**DIRECTIONS**
Copy each line exactly.

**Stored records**
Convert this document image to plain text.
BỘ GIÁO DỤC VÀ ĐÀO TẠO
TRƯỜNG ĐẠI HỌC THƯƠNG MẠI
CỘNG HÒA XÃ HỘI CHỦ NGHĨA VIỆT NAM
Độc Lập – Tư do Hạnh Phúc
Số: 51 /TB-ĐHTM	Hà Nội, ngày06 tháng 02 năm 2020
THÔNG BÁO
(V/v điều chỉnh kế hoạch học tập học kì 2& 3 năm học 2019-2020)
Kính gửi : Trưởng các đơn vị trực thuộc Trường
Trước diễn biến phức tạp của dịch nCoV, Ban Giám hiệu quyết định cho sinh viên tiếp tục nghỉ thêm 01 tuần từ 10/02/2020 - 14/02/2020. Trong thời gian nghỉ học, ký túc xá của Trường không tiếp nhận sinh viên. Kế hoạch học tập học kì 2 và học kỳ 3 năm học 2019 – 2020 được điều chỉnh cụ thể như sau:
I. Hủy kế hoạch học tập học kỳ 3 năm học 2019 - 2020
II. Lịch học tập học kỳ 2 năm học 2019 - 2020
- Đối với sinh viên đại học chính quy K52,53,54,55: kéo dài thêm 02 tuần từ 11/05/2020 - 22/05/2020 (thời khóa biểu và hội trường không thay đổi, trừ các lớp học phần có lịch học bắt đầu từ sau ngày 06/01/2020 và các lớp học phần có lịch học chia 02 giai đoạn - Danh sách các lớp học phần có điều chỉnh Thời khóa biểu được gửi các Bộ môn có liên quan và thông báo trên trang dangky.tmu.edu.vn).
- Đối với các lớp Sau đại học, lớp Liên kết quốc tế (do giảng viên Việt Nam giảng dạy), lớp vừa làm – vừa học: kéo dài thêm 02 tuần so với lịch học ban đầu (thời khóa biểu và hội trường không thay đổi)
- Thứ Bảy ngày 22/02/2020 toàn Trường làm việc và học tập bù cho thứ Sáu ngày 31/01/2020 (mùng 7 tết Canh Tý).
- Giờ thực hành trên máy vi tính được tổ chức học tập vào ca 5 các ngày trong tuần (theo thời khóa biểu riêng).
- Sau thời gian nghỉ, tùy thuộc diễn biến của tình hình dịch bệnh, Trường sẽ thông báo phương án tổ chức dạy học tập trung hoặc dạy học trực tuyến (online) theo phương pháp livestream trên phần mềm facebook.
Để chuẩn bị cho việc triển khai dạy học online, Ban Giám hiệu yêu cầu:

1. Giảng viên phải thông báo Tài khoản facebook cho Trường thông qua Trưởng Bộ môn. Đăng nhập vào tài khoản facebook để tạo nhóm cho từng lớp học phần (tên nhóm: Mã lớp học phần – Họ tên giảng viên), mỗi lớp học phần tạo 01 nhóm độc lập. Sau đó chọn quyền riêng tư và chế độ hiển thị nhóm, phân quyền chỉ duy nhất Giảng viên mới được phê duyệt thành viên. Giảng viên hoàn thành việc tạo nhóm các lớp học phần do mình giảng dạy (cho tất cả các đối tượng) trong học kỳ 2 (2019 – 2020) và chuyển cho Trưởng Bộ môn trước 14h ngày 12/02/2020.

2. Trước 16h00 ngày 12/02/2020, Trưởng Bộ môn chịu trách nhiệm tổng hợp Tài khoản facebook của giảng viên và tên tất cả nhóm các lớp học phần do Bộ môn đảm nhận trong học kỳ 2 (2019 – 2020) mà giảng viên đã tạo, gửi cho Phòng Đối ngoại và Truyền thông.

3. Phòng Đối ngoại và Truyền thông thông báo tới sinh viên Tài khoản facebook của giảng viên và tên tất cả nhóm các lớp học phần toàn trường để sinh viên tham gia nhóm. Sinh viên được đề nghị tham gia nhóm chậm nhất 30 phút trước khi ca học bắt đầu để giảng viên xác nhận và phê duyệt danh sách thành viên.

**SOLUTION BELOW**
Convert this document image to plain text.
BỘ GIÁO DỤC VÀ ĐÀO TẠO
TRƯỜNG ĐẠI HỌC THƯƠNG MẠI
CỘNG HÒA XÃ HỘI CHỦ NGHĨA VIỆT NAM
Độc Lập – Tư do Hạnh Phúc
Số: 51 /TB-ĐHTM	Hà Nội, ngày06 tháng 02 năm 2020
THÔNG BÁO
(V/v điều chỉnh kế hoạch học tập học kì 2& 3 năm học 2019-2020)
Kính gửi : Trưởng các đơn vị trực thuộc Trường
Trước diễn biến phức tạp của dịch nCoV, Ban Giám hiệu quyết định cho sinh viên tiếp tục nghỉ thêm 01 tuần từ 10/02/2020 - 14/02/2020. Trong thời gian nghỉ học, ký túc xá của Trường không tiếp nhận sinh viên. Kế hoạch học tập học kì 2 và học kỳ 3 năm học 2019 – 2020 được điều chỉnh cụ thể như sau:
I. Hủy kế hoạch học tập học kỳ 3 năm học 2019 - 2020
II. Lịch học tập học kỳ 2 năm học 2019 - 2020
- Đối với sinh viên đại học chính quy K52,53,54,55: kéo dài thêm 02 tuần từ 11/05/2020 - 22/05/2020 (thời khóa biểu và hội trường không thay đổi, trừ các lớp học phần có lịch học bắt đầu từ sau ngày 06/01/2020 và các lớp học phần có lịch học chia 02 giai đoạn - Danh sách các lớp học phần có điều chỉnh Thời khóa biểu được gửi các Bộ môn có liên quan và thông báo trên trang dangky.tmu.edu.vn).
- Đối với các lớp Sau đại học, lớp Liên kết quốc tế (do giảng viên Việt Nam giảng dạy), lớp vừa làm – vừa học: kéo dài thêm 02 tuần so với lịch học ban đầu (thời khóa biểu và hội trường không thay đổi)
- Thứ Bảy ngày 22/02/2020 toàn Trường làm việc và học tập bù cho thứ Sáu ngày 31/01/2020 (mùng 7 tết Canh Tý).
- Giờ thực hành trên máy vi tính được tổ chức học tập vào ca 5 các ngày trong tuần (theo thời khóa biểu riêng).
- Sau thời gian nghỉ, tùy thuộc diễn biến của tình hình dịch bệnh, Trường sẽ thông báo phương án tổ chức dạy học tập trung hoặc dạy học trực tuyến (online) theo phương pháp livestream trên phần mềm facebook.
Để chuẩn bị cho việc triển khai dạy học online, Ban Giám hiệu yêu cầu:

1. Giảng viên phải thông báo Tài khoản facebook cho Trường thông qua Trưởng Bộ môn. Đăng nhập vào tài khoản facebook để tạo nhóm cho từng lớp học phần (tên nhóm: Mã lớp học phần – Họ tên giảng viên), mỗi lớp học phần tạo 01 nhóm độc lập. Sau đó chọn quyền riêng tư và chế độ hiển thị nhóm, phân quyền chỉ duy nhất Giảng viên mới được phê duyệt thành viên. Giảng viên hoàn thành việc tạo nhóm các lớp học phần do mình giảng dạy (cho tất cả các đối tượng) trong học kỳ 2 (2019 – 2020) và chuyển cho Trưởng Bộ môn trước 14h ngày 12/02/2020.

2. Trước 16h00 ngày 12/02/2020, Trưởng Bộ môn chịu trách nhiệm tổng hợp Tài khoản facebook của giảng viên và tên tất cả nhóm các lớp học phần do Bộ môn đảm nhận trong học kỳ 2 (2019 – 2020) mà giảng viên đã tạo, gửi cho Phòng Đối ngoại và Truyền thông.

3. Phòng Đối ngoại và Truyền thông thông báo tới sinh viên Tài khoản facebook của giảng viên và tên tất cả nhóm các lớp học phần toàn trường để sinh viên tham gia nhóm. Sinh viên được đề nghị tham gia nhóm chậm nhất 30 phút trước khi ca học bắt đầu để giảng viên xác nhận và phê duyệt danh sách thành viên.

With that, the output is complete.